▸ **Short task**:
Give only a count of the lines that include the string "should".
# start of Provided data
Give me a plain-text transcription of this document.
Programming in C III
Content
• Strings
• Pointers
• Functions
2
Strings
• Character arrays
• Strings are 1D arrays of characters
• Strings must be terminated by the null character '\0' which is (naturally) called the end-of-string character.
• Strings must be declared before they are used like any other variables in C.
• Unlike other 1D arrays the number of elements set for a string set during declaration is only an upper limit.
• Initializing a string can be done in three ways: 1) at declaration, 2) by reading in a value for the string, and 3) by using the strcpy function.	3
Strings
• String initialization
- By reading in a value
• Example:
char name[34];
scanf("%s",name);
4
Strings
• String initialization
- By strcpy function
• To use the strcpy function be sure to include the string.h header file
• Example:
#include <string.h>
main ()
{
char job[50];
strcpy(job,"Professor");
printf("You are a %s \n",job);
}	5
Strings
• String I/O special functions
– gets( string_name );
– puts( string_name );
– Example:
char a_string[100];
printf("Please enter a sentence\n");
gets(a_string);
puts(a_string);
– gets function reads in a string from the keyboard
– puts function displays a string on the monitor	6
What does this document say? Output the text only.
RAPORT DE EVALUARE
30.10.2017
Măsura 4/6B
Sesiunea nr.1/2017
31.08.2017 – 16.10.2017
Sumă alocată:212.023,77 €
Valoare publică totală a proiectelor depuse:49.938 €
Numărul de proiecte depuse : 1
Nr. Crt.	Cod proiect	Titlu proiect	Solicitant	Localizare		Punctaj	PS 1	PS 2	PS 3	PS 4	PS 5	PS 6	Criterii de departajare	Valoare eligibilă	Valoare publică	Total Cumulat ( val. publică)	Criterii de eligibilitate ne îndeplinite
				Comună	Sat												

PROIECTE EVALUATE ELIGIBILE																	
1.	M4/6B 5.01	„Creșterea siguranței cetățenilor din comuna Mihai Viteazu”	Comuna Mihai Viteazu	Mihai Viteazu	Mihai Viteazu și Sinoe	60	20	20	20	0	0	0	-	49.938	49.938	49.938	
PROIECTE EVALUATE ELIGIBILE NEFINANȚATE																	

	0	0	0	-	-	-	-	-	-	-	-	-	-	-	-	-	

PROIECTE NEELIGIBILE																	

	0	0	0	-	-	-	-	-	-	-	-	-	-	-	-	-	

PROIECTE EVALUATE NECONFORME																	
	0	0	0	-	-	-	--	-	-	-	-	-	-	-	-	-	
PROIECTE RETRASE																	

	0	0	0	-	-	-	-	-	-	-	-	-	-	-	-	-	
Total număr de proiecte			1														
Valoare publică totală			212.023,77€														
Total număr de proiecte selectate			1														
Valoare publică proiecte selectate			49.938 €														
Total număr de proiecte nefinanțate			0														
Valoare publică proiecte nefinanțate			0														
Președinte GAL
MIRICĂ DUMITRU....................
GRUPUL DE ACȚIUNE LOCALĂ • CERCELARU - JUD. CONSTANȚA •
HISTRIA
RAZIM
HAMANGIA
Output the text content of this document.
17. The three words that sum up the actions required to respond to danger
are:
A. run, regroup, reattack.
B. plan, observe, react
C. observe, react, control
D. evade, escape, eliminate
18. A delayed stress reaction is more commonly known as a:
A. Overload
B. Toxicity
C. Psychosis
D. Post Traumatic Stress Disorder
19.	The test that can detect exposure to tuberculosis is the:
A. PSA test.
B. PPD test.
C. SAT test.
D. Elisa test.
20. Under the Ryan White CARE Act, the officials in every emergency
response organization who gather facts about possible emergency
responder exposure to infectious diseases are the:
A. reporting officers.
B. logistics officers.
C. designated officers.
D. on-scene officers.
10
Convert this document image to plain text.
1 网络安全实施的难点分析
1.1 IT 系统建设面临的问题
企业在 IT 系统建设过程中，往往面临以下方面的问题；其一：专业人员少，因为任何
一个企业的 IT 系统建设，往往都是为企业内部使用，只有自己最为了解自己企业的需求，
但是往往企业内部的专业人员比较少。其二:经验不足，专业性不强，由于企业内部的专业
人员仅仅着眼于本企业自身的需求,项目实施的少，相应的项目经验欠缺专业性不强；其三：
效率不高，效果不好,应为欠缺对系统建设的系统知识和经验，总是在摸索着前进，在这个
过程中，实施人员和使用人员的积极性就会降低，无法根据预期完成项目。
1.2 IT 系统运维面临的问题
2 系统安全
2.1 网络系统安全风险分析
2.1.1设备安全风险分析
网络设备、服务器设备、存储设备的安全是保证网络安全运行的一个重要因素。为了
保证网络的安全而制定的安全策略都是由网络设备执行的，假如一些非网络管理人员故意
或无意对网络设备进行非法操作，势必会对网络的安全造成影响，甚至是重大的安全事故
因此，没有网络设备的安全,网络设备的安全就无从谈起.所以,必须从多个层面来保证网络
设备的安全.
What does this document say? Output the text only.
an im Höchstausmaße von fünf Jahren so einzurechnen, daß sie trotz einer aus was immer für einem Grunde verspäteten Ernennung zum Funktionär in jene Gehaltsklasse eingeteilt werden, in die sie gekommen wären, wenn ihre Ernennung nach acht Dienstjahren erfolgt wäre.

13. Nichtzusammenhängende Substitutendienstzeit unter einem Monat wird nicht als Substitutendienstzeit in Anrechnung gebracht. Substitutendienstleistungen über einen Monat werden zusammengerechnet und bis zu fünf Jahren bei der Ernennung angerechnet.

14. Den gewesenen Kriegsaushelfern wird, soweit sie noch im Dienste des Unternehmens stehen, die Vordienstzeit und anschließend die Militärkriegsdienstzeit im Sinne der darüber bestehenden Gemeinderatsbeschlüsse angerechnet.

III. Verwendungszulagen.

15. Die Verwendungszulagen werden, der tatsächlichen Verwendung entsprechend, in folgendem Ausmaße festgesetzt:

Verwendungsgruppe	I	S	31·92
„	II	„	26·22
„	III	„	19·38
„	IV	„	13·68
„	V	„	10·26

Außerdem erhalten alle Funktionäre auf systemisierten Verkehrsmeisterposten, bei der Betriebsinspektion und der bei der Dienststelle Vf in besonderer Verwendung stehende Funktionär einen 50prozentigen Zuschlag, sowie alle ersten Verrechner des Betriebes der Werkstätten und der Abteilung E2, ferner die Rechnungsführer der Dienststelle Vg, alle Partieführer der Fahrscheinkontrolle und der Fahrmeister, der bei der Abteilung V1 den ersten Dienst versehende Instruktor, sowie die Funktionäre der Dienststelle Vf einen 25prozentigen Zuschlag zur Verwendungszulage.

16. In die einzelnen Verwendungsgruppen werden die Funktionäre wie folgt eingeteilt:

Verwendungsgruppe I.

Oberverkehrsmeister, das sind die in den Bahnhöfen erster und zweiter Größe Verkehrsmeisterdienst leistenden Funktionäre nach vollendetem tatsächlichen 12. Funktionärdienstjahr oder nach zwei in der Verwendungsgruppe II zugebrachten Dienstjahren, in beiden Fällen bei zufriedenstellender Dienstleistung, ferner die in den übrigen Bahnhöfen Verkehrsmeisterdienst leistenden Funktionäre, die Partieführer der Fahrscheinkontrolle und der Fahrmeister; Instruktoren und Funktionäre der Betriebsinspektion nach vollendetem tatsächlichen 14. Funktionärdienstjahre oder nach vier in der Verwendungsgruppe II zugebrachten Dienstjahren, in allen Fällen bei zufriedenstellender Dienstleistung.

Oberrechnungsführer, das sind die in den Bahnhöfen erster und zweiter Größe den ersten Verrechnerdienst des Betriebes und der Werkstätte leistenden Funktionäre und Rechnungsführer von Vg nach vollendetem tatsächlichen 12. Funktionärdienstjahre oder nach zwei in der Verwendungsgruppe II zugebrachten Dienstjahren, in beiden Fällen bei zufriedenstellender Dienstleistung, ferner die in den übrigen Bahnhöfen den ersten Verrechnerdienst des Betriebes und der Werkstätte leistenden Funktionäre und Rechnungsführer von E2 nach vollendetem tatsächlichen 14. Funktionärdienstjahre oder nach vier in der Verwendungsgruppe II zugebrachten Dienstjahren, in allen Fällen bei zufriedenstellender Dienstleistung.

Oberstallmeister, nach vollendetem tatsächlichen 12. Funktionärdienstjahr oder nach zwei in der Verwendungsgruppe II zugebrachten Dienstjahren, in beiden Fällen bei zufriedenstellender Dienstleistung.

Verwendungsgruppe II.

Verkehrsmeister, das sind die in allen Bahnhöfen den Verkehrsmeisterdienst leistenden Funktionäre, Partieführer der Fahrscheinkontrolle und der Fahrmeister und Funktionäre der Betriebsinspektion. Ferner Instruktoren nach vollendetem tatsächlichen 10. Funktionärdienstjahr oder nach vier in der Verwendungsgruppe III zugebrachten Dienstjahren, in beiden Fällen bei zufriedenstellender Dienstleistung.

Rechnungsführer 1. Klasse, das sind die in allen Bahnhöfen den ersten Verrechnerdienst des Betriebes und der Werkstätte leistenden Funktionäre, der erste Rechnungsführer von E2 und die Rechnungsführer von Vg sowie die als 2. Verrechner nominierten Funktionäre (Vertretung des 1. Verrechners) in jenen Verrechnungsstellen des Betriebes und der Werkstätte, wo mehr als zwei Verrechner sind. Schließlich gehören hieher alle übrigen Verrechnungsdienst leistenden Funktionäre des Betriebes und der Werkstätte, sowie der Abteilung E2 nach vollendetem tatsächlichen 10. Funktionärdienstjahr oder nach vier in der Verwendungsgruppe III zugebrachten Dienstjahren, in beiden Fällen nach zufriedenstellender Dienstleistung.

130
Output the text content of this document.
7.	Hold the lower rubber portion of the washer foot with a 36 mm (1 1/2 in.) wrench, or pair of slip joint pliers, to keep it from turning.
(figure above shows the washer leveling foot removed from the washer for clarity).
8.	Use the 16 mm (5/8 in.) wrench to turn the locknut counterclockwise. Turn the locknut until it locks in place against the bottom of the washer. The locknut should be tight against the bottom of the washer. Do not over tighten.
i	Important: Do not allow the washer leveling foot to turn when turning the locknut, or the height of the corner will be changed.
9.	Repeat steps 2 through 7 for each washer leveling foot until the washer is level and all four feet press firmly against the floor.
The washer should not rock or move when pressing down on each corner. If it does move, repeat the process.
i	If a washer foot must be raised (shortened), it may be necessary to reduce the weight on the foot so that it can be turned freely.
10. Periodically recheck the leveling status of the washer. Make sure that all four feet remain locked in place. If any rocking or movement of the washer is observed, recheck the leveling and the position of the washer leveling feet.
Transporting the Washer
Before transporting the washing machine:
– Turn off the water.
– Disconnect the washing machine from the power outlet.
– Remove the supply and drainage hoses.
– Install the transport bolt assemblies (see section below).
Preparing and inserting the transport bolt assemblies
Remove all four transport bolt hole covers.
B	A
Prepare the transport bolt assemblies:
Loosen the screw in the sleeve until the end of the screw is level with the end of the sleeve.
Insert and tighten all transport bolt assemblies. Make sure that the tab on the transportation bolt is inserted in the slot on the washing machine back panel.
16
# end of Provided data
▸ **Correct response**:
2